_DATA SECTION_
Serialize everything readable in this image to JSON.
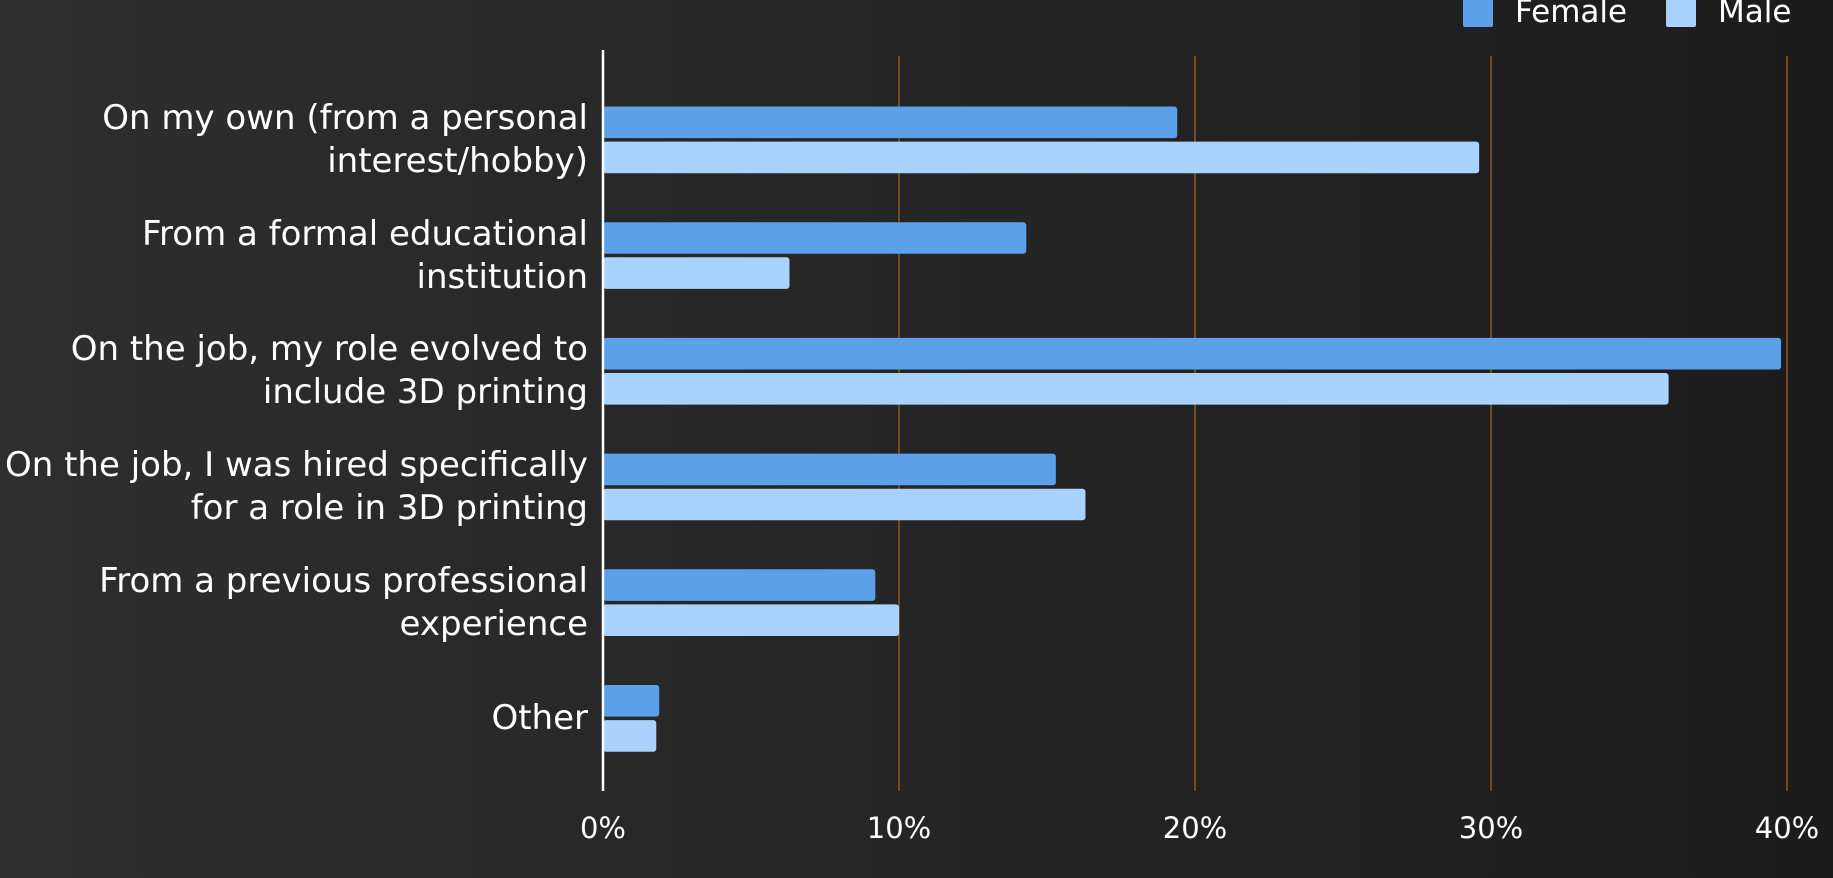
{
  "chart_data": {
    "type": "barh",
    "categories": [
      "On my own (from a personal interest/hobby)",
      "From a formal educational institution",
      "On the job, my role evolved to include 3D printing",
      "On the job, I was hired specifically for a role in 3D printing",
      "From a previous professional experience",
      "Other"
    ],
    "series": [
      {
        "name": "Female",
        "color": "#5ba0e8",
        "values": [
          19.4,
          14.3,
          39.8,
          15.3,
          9.2,
          1.9
        ]
      },
      {
        "name": "Male",
        "color": "#aad2ff",
        "values": [
          29.6,
          6.3,
          36.0,
          16.3,
          10.0,
          1.8
        ]
      }
    ],
    "xlim": [
      0,
      40
    ],
    "xticks": [
      {
        "value": 0,
        "label": "0%"
      },
      {
        "value": 10,
        "label": "10%"
      },
      {
        "value": 20,
        "label": "20%"
      },
      {
        "value": 30,
        "label": "30%"
      },
      {
        "value": 40,
        "label": "40%"
      }
    ],
    "grid": true,
    "legend": "top-right"
  }
}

_THE REQUEST_
Keep the pictures out of the copy and return the rest of the data above exactly.

_SOLVED PROBLEM_
Serialize everything readable in this image to JSON.
{
  "chart_data": {
    "type": "barh",
    "categories": [
      "On my own (from a personal interest/hobby)",
      "From a formal educational institution",
      "On the job, my role evolved to include 3D printing",
      "On the job, I was hired specifically for a role in 3D printing",
      "From a previous professional experience",
      "Other"
    ],
    "series": [
      {
        "name": "Female",
        "color": "#5ba0e8",
        "values": [
          19.4,
          14.3,
          39.8,
          15.3,
          9.2,
          1.9
        ]
      },
      {
        "name": "Male",
        "color": "#aad2ff",
        "values": [
          29.6,
          6.3,
          36.0,
          16.3,
          10.0,
          1.8
        ]
      }
    ],
    "xlim": [
      0,
      40
    ],
    "xticks": [
      {
        "value": 0,
        "label": "0%"
      },
      {
        "value": 10,
        "label": "10%"
      },
      {
        "value": 20,
        "label": "20%"
      },
      {
        "value": 30,
        "label": "30%"
      },
      {
        "value": 40,
        "label": "40%"
      }
    ],
    "grid": true,
    "legend": "top-right"
  }
}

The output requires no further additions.